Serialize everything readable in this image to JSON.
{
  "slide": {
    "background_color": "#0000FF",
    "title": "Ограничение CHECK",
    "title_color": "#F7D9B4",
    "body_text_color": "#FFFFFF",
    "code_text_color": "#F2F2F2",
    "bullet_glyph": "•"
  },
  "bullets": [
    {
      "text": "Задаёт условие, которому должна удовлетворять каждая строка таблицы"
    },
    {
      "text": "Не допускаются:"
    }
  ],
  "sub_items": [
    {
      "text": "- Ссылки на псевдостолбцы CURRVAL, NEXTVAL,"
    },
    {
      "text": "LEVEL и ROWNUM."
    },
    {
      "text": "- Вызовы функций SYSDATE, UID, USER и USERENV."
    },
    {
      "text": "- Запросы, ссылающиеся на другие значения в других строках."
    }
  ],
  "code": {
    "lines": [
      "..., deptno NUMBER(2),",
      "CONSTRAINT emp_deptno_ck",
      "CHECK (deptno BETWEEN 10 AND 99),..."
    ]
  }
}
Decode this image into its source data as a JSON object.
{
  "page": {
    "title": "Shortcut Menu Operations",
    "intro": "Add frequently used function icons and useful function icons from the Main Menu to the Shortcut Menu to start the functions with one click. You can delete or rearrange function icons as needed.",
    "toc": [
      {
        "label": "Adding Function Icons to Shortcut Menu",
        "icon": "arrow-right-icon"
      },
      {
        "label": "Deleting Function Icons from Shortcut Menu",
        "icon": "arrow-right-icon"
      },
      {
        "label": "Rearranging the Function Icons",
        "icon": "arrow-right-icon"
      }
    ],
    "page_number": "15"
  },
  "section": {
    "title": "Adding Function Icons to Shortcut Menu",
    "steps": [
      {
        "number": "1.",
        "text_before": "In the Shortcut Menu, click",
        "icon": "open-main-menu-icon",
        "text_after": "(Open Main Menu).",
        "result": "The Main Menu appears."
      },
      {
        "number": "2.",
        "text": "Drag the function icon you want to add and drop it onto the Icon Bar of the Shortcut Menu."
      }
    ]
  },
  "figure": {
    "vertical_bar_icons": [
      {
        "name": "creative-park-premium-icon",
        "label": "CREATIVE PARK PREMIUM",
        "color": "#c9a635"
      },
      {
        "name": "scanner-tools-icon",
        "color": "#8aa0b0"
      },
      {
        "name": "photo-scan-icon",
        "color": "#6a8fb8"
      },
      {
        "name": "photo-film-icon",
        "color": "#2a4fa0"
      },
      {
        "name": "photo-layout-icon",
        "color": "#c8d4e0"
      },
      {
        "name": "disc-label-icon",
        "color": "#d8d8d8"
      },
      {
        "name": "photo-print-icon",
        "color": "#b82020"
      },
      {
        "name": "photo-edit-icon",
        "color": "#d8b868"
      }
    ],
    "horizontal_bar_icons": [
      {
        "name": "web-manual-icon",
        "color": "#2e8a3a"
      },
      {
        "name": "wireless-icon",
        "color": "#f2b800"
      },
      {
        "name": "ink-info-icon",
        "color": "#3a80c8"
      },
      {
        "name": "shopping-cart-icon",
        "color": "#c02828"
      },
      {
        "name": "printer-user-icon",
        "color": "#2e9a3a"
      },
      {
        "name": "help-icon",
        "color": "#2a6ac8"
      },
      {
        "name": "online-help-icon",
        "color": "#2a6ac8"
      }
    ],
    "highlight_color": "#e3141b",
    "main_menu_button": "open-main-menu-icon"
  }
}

+===+

=== What you will do ===
Determine how many lines include the word "image" and report that number by itself.

=== Response to the exercise ===
2